Exercise details:
From the material below, list every line containing "name".

— begin Data shown —

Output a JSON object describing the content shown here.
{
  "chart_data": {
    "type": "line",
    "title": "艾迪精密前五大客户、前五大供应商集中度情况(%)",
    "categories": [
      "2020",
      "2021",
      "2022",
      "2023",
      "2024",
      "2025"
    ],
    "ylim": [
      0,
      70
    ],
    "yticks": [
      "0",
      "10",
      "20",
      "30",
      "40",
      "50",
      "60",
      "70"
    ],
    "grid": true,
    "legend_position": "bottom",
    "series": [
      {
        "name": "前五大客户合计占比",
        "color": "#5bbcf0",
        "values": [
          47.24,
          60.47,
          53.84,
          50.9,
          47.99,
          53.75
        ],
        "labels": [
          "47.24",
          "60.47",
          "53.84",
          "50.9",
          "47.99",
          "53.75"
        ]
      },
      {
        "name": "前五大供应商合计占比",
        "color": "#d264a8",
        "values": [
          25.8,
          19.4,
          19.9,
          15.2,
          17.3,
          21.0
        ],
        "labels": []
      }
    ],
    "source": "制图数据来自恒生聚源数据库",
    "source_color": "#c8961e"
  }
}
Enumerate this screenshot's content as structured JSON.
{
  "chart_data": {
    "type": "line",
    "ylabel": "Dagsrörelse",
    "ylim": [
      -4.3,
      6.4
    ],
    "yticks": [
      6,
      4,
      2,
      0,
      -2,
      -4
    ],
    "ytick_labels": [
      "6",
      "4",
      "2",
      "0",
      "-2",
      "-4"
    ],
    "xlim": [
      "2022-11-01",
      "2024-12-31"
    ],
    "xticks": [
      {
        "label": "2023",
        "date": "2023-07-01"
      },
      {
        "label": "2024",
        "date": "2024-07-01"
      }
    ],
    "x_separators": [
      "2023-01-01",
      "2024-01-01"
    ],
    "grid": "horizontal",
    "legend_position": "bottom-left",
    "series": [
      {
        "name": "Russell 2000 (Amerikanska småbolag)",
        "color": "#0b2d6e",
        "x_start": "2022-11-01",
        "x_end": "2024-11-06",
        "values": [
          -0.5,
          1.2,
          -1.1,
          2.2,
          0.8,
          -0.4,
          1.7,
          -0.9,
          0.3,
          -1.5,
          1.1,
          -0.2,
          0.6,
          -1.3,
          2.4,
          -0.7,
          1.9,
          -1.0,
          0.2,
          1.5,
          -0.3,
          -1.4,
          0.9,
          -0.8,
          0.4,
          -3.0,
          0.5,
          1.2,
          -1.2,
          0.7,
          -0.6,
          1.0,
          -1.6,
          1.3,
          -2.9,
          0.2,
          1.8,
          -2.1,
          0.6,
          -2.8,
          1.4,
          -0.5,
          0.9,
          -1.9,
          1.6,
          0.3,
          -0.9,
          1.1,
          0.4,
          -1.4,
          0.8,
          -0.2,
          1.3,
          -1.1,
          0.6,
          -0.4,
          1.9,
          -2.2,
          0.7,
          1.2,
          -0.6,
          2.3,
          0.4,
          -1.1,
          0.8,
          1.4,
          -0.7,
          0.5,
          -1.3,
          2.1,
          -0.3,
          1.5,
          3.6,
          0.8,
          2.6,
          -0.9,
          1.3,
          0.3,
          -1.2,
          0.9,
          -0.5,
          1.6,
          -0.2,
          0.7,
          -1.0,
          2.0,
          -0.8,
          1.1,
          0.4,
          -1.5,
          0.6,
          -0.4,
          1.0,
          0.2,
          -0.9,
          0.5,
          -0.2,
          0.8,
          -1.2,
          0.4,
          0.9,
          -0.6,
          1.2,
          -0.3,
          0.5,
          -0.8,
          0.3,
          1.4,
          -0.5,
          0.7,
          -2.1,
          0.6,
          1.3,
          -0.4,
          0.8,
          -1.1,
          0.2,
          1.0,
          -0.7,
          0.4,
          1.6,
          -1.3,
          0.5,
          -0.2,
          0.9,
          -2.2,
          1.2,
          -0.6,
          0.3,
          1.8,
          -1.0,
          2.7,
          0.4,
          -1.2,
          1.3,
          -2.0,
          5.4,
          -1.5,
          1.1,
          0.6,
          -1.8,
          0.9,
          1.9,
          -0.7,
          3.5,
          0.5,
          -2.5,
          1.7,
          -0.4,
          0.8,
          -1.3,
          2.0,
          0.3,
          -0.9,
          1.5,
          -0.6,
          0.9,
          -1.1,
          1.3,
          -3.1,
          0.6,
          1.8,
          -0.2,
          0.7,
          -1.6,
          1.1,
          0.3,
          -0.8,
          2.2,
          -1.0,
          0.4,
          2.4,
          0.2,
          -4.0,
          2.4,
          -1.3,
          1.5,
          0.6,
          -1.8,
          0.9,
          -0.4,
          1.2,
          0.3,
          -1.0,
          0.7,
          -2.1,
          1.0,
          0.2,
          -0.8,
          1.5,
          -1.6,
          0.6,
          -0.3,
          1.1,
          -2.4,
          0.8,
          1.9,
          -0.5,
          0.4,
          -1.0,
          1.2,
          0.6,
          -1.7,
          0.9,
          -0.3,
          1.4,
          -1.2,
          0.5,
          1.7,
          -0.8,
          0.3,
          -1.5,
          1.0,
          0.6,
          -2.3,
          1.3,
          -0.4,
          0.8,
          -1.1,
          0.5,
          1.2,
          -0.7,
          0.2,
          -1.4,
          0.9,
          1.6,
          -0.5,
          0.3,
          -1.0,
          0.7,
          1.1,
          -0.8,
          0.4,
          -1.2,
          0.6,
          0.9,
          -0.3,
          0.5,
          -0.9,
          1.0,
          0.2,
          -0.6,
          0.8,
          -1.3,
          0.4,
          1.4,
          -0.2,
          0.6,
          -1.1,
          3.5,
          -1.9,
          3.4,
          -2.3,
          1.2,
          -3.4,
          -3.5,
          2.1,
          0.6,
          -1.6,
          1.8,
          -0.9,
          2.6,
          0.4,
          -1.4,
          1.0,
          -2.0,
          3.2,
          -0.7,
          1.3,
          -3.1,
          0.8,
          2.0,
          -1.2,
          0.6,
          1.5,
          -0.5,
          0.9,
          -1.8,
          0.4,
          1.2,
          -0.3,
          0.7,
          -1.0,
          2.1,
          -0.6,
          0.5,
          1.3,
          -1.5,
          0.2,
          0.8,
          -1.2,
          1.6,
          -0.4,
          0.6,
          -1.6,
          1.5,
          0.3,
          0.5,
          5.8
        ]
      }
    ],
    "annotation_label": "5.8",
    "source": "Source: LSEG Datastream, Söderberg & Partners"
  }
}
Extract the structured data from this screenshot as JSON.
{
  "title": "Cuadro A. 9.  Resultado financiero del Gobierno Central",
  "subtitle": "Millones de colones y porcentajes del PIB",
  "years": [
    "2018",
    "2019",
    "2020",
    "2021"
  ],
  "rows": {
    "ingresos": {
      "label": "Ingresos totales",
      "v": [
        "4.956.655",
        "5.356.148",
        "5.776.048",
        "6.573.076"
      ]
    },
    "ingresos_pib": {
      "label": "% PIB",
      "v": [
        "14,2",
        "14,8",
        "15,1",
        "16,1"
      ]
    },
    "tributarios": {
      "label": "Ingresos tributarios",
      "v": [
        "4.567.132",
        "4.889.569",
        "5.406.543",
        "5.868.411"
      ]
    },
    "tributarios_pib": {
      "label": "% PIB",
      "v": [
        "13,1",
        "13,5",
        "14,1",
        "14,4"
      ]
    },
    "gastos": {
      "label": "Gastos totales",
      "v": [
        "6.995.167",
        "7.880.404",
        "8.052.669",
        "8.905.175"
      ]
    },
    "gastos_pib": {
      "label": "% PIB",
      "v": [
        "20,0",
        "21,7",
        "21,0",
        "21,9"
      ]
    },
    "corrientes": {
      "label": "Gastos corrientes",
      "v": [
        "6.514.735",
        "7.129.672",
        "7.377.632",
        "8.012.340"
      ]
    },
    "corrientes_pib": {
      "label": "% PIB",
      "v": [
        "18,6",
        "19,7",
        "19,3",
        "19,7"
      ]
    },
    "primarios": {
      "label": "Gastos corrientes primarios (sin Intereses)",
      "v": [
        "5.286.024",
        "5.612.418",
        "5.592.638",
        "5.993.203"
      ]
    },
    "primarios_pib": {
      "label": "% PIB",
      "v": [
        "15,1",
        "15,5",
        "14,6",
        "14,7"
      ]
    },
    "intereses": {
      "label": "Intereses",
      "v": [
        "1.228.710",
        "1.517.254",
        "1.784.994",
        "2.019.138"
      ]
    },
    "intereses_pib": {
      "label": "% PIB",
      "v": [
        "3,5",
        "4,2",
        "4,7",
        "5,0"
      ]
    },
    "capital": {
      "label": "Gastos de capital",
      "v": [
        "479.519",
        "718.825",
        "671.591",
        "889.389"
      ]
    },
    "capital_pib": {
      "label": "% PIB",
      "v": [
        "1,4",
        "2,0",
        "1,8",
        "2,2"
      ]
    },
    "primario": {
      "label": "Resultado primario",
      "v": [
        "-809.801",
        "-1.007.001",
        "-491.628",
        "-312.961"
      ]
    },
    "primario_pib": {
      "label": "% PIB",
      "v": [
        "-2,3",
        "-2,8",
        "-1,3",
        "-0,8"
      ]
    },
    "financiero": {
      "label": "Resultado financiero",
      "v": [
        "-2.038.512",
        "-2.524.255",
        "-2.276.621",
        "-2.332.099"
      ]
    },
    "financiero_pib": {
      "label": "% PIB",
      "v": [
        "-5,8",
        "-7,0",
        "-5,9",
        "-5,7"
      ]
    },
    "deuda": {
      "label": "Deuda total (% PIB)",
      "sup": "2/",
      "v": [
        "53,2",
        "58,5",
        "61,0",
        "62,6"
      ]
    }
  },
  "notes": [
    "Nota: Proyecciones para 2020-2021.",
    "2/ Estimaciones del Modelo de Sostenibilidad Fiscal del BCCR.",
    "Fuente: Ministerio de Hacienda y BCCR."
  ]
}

— end Data shown —

Solution for this problem:
        "name": "前五大客户合计占比",
        "name": "前五大供应商合计占比",
        "name": "Russell 2000 (Amerikanska småbolag)",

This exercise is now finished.